* **Stored data**:

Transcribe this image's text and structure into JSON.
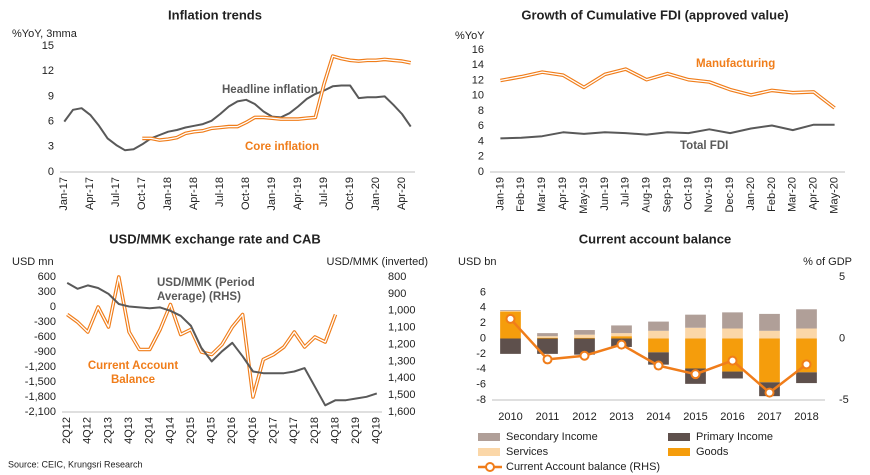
{
  "chart_data": [
    {
      "type": "line",
      "title": "Inflation trends",
      "y_label": "%YoY, 3mma",
      "categories": [
        "Jan-17",
        null,
        null,
        "Apr-17",
        null,
        null,
        "Jul-17",
        null,
        null,
        "Oct-17",
        null,
        null,
        "Jan-18",
        null,
        null,
        "Apr-18",
        null,
        null,
        "Jul-18",
        null,
        null,
        "Oct-18",
        null,
        null,
        "Jan-19",
        null,
        null,
        "Apr-19",
        null,
        null,
        "Jul-19",
        null,
        null,
        "Oct-19",
        null,
        null,
        "Jan-20",
        null,
        null,
        "Apr-20",
        null
      ],
      "series": [
        {
          "name": "Headline inflation",
          "color": "#595959",
          "style": "solid",
          "values": [
            6.0,
            7.4,
            7.6,
            6.8,
            5.5,
            4.0,
            3.2,
            2.6,
            2.7,
            3.3,
            4.0,
            4.4,
            4.8,
            5.0,
            5.3,
            5.5,
            5.7,
            6.1,
            6.9,
            7.8,
            8.4,
            8.6,
            8.1,
            7.2,
            6.6,
            6.5,
            7.0,
            7.8,
            8.7,
            9.3,
            9.7,
            10.2,
            10.3,
            10.3,
            8.8,
            8.9,
            8.9,
            9.0,
            8.0,
            6.9,
            5.4
          ]
        },
        {
          "name": "Core inflation",
          "color": "#f07d1a",
          "style": "double",
          "values": [
            null,
            null,
            null,
            null,
            null,
            null,
            null,
            null,
            null,
            4.0,
            4.0,
            3.8,
            3.9,
            4.1,
            4.6,
            4.8,
            4.9,
            5.2,
            5.3,
            5.4,
            5.4,
            5.9,
            6.5,
            6.5,
            6.4,
            6.3,
            6.3,
            6.3,
            6.4,
            6.5,
            10.5,
            13.8,
            13.5,
            13.3,
            13.2,
            13.3,
            13.3,
            13.4,
            13.3,
            13.2,
            13.0
          ]
        }
      ],
      "annotations": [
        {
          "lines": [
            "Headline inflation"
          ],
          "color": "#595959"
        },
        {
          "lines": [
            "Core inflation"
          ],
          "color": "#f07d1a"
        }
      ],
      "ylim": [
        0,
        15
      ],
      "yticks": [
        0,
        3,
        6,
        9,
        12,
        15
      ],
      "rotate_x_labels": true
    },
    {
      "type": "line",
      "title": "Growth of Cumulative FDI (approved value)",
      "y_label": "%YoY",
      "categories": [
        "Jan-19",
        "Feb-19",
        "Mar-19",
        "Apr-19",
        "May-19",
        "Jun-19",
        "Jul-19",
        "Aug-19",
        "Sep-19",
        "Oct-19",
        "Nov-19",
        "Dec-19",
        "Jan-20",
        "Feb-20",
        "Mar-20",
        "Apr-20",
        "May-20"
      ],
      "series": [
        {
          "name": "Manufacturing",
          "color": "#f07d1a",
          "style": "double",
          "values": [
            12.0,
            12.5,
            13.1,
            12.7,
            11.1,
            12.8,
            13.5,
            12.1,
            12.9,
            12.1,
            11.8,
            10.8,
            10.1,
            10.7,
            10.4,
            10.5,
            8.4
          ]
        },
        {
          "name": "Total FDI",
          "color": "#595959",
          "style": "solid",
          "values": [
            4.4,
            4.5,
            4.7,
            5.2,
            5.0,
            5.2,
            5.1,
            4.9,
            5.2,
            5.1,
            5.6,
            5.1,
            5.7,
            6.1,
            5.5,
            6.2,
            6.2
          ]
        }
      ],
      "annotations": [
        {
          "lines": [
            "Manufacturing"
          ],
          "color": "#f07d1a"
        },
        {
          "lines": [
            "Total FDI"
          ],
          "color": "#595959"
        }
      ],
      "ylim": [
        0,
        16
      ],
      "yticks": [
        0,
        2,
        4,
        6,
        8,
        10,
        12,
        14,
        16
      ],
      "rotate_x_labels": true
    },
    {
      "type": "line",
      "title": "USD/MMK exchange rate and CAB",
      "y_label": "USD mn",
      "y2_label": "USD/MMK (inverted)",
      "categories": [
        "2Q12",
        null,
        "4Q12",
        null,
        "2Q13",
        null,
        "4Q13",
        null,
        "2Q14",
        null,
        "4Q14",
        null,
        "2Q15",
        null,
        "4Q15",
        null,
        "2Q16",
        null,
        "4Q16",
        null,
        "2Q17",
        null,
        "4Q17",
        null,
        "2Q18",
        null,
        "4Q18",
        null,
        "2Q19",
        null,
        "4Q19"
      ],
      "series": [
        {
          "name": "Current Account Balance",
          "color": "#f07d1a",
          "style": "double",
          "values": [
            -150,
            -300,
            -500,
            0,
            -400,
            600,
            -500,
            -850,
            -850,
            -450,
            50,
            -550,
            -450,
            -900,
            -950,
            -750,
            -400,
            -150,
            -1800,
            -1050,
            -950,
            -800,
            -500,
            -800,
            -600,
            -700,
            -150,
            null,
            null,
            null,
            null
          ]
        },
        {
          "name": "USD/MMK (Period Average) (RHS)",
          "color": "#595959",
          "style": "solid",
          "axis": "y2",
          "values": [
            835,
            870,
            850,
            865,
            900,
            960,
            975,
            980,
            985,
            980,
            1000,
            1030,
            1090,
            1220,
            1300,
            1240,
            1190,
            1270,
            1360,
            1370,
            1370,
            1370,
            1360,
            1340,
            1450,
            1560,
            1530,
            1530,
            1520,
            1510,
            1490
          ]
        }
      ],
      "annotations": [
        {
          "lines": [
            "USD/MMK (Period",
            "Average) (RHS)"
          ],
          "color": "#595959"
        },
        {
          "lines": [
            "Current Account",
            "Balance"
          ],
          "color": "#f07d1a"
        }
      ],
      "ylim": [
        -2100,
        600
      ],
      "yticks": [
        {
          "value": -2100,
          "label": "-2,100"
        },
        {
          "value": -1800,
          "label": "-1,800"
        },
        {
          "value": -1500,
          "label": "-1,500"
        },
        {
          "value": -1200,
          "label": "-1,200"
        },
        -900,
        -600,
        -300,
        0,
        300,
        600
      ],
      "y2lim": [
        800,
        1600
      ],
      "y2_inverted": true,
      "y2ticks": [
        800,
        900,
        {
          "value": 1000,
          "label": "1,000"
        },
        {
          "value": 1100,
          "label": "1,100"
        },
        {
          "value": 1200,
          "label": "1,200"
        },
        {
          "value": 1300,
          "label": "1,300"
        },
        {
          "value": 1400,
          "label": "1,400"
        },
        {
          "value": 1500,
          "label": "1,500"
        },
        {
          "value": 1600,
          "label": "1,600"
        }
      ],
      "rotate_x_labels": true
    },
    {
      "type": "bar",
      "title": "Current account balance",
      "y_label": "USD bn",
      "y2_label": "% of GDP",
      "stacked": true,
      "categories": [
        "2010",
        "2011",
        "2012",
        "2013",
        "2014",
        "2015",
        "2016",
        "2017",
        "2018"
      ],
      "series": [
        {
          "name": "Secondary Income",
          "color": "#b09f98",
          "values": [
            0.1,
            0.4,
            0.6,
            1.0,
            1.2,
            1.7,
            2.1,
            2.2,
            2.5
          ]
        },
        {
          "name": "Primary Income",
          "color": "#5e504c",
          "values": [
            -2.0,
            -2.0,
            -2.1,
            -1.1,
            -1.6,
            -2.0,
            -0.9,
            -1.8,
            -1.4
          ]
        },
        {
          "name": "Services",
          "color": "#fbd7a8",
          "values": [
            0.1,
            0.2,
            0.4,
            0.4,
            1.0,
            1.4,
            1.3,
            1.0,
            1.3
          ]
        },
        {
          "name": "Goods",
          "color": "#f59d0c",
          "values": [
            3.5,
            0.1,
            0.1,
            0.3,
            -1.8,
            -3.9,
            -4.3,
            -5.7,
            -4.4
          ]
        },
        {
          "name": "Current Account balance (RHS)",
          "color": "#f07d1a",
          "type": "line",
          "axis": "y2",
          "values": [
            1.6,
            -1.7,
            -1.4,
            -0.5,
            -2.2,
            -2.9,
            -1.8,
            -4.4,
            -2.1
          ]
        }
      ],
      "ylim": [
        -8,
        8
      ],
      "yticks": [
        -8,
        -6,
        -4,
        -2,
        0,
        2,
        4,
        6
      ],
      "y2lim": [
        -5,
        5
      ],
      "y2ticks": [
        -5,
        0,
        5
      ],
      "rotate_x_labels": false
    }
  ],
  "source": "Source: CEIC, Krungsri Research"
}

* **Given request**: Copy every line of the listing that contains the word "title".

* **Response**:
      "title": "Inflation trends",
      "title": "Growth of Cumulative FDI (approved value)",
      "title": "USD/MMK exchange rate and CAB",
      "title": "Current account balance",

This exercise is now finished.